Directions for this task » Scan the records and identify every line in which the string "values" occurs, then return those lines.

══════════

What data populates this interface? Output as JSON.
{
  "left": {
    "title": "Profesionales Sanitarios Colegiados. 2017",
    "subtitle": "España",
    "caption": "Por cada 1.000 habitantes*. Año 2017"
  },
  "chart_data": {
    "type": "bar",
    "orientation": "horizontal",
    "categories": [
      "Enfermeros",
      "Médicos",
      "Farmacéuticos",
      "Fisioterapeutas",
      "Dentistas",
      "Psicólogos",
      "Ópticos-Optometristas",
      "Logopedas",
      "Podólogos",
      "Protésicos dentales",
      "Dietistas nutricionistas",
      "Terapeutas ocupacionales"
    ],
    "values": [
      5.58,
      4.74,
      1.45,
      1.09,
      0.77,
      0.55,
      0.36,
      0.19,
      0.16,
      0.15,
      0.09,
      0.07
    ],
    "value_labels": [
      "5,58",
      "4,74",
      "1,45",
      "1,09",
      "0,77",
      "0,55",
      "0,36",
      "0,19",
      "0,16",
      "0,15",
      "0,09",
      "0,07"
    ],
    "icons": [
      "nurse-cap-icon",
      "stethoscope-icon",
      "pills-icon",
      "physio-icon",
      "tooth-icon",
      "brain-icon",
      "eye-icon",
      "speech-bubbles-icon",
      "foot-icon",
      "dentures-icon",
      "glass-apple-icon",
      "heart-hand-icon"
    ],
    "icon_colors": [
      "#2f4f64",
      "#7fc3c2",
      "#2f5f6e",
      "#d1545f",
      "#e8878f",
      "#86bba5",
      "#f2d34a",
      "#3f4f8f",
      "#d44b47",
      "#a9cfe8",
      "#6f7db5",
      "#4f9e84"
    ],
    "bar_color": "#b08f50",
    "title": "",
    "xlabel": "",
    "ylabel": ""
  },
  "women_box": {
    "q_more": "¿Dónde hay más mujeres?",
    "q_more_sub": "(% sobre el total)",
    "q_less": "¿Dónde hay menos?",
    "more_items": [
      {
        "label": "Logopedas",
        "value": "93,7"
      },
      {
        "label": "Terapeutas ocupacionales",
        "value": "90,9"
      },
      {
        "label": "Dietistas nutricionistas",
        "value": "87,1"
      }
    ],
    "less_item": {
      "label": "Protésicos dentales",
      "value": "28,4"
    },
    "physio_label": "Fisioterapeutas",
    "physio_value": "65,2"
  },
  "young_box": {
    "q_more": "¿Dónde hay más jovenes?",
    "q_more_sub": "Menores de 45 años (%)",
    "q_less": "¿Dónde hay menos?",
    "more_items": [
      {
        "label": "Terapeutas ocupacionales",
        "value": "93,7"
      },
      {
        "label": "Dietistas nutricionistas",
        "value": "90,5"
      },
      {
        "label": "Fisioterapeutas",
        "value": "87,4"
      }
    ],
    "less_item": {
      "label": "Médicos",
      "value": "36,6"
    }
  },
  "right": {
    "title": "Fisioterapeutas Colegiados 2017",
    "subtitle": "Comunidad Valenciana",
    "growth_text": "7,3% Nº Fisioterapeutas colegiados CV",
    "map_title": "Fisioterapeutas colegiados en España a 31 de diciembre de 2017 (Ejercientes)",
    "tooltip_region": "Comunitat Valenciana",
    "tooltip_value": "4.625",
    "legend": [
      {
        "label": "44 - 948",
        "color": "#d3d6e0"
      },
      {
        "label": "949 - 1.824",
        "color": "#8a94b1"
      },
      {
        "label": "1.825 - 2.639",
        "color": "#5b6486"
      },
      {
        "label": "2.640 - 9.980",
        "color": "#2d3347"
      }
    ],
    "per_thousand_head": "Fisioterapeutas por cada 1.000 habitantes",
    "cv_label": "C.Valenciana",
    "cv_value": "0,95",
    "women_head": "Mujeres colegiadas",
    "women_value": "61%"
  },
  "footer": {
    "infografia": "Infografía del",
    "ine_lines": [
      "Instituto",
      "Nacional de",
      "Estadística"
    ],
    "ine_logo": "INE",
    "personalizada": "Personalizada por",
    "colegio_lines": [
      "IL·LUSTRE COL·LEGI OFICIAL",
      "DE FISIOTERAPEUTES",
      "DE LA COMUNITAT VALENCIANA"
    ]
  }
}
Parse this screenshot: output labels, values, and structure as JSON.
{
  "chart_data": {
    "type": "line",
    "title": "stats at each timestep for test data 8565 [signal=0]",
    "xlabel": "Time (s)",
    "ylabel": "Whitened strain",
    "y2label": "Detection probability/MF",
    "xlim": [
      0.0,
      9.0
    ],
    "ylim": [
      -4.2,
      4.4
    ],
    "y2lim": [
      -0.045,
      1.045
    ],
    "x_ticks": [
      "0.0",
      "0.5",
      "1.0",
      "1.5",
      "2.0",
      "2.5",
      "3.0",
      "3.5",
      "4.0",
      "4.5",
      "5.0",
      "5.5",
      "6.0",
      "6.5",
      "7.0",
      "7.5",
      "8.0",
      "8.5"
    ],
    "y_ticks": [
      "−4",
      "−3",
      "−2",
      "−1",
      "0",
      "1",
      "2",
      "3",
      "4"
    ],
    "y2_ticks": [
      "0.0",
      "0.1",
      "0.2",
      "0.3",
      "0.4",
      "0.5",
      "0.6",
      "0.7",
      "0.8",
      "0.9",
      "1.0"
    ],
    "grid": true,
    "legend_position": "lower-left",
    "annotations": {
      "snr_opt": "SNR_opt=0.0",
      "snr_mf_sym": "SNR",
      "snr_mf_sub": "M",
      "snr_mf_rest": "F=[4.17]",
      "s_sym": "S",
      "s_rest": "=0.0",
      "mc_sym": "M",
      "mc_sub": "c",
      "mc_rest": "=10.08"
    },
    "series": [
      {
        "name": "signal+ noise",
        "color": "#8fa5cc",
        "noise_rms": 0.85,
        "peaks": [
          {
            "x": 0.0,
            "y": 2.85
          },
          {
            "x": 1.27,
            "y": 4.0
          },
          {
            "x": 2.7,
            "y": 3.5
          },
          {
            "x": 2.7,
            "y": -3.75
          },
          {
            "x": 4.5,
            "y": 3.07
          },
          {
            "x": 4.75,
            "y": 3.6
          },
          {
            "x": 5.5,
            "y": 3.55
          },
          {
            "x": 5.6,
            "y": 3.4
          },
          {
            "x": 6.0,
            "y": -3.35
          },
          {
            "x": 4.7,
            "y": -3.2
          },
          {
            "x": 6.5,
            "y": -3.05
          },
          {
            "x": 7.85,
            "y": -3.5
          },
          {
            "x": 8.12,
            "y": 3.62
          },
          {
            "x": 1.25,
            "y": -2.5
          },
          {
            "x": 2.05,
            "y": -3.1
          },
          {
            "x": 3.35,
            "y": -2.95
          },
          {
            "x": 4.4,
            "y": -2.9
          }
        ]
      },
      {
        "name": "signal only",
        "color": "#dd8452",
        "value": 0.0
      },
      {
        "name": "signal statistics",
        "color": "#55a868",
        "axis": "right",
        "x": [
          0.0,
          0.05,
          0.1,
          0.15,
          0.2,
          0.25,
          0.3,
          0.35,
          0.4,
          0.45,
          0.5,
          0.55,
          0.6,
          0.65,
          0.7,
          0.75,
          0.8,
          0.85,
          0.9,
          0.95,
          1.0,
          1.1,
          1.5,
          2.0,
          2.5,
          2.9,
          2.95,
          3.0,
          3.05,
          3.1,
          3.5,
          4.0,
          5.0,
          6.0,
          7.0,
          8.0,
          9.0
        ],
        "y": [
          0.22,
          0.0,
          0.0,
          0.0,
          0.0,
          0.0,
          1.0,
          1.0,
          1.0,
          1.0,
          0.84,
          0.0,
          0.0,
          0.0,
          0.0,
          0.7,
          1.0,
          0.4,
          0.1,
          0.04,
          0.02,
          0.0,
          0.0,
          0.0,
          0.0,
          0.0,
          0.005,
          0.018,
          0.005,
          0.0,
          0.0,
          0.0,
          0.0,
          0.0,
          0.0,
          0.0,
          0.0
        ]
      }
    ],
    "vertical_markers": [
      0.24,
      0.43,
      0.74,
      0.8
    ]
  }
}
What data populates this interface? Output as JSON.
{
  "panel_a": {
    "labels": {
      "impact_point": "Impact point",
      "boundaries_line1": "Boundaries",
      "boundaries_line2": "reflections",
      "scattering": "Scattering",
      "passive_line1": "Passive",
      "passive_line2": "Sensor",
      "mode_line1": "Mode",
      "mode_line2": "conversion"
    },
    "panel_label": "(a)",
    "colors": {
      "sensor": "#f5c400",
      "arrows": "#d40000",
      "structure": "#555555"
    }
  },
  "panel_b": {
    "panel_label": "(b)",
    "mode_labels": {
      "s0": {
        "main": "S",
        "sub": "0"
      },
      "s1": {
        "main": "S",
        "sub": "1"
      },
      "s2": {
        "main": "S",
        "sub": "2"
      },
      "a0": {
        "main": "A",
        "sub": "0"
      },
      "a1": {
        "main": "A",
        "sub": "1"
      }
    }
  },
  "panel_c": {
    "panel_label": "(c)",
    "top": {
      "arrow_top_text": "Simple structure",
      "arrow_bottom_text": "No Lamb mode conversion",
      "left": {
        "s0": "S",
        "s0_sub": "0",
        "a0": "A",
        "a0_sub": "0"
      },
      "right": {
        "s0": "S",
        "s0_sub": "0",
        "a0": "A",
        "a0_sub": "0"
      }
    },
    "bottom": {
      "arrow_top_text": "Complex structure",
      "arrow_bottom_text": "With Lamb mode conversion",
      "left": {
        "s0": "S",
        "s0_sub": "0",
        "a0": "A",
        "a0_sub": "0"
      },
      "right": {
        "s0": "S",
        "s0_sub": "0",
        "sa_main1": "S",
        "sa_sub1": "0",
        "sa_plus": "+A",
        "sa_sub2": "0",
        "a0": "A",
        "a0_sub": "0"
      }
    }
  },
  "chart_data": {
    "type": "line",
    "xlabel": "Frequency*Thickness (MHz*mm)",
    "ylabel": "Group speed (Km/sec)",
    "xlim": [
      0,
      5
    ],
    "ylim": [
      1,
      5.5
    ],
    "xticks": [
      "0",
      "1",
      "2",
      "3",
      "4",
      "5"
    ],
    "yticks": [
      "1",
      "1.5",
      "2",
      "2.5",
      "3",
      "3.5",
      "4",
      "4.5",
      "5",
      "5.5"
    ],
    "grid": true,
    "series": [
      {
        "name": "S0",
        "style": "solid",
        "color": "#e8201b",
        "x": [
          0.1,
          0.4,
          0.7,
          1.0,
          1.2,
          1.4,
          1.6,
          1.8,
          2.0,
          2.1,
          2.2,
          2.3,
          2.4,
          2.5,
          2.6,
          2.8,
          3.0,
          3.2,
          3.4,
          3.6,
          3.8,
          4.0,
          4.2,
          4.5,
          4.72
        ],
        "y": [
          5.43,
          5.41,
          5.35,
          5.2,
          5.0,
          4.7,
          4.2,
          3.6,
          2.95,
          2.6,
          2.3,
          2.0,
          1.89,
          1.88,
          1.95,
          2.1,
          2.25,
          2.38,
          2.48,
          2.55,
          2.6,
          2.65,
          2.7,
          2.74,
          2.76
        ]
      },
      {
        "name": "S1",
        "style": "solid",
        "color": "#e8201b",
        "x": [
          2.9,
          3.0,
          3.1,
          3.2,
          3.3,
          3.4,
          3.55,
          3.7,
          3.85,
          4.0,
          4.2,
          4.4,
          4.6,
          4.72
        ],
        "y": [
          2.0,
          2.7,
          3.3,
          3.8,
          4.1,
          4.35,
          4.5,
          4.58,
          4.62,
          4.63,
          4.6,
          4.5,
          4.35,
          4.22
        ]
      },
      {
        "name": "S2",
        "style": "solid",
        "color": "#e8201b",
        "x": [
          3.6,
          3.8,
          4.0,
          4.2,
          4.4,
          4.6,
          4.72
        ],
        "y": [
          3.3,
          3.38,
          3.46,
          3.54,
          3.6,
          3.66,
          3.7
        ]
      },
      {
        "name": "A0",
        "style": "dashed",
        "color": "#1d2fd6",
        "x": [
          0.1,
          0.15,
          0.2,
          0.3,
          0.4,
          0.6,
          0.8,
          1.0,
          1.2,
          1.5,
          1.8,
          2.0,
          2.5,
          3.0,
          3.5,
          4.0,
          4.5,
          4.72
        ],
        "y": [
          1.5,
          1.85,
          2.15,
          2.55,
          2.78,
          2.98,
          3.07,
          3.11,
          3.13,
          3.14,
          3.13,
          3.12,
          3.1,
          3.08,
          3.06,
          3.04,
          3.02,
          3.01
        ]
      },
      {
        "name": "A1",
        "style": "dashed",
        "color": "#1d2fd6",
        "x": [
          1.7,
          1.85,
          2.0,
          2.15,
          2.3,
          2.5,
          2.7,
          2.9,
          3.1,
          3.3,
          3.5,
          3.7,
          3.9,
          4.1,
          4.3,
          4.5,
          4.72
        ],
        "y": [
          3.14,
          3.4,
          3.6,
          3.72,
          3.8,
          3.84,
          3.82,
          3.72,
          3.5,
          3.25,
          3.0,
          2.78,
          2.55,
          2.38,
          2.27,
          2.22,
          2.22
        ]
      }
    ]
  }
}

══════════

Result for this exercise »
    "values": [
Parse this screenshot: output labels, values, and structure as JSON.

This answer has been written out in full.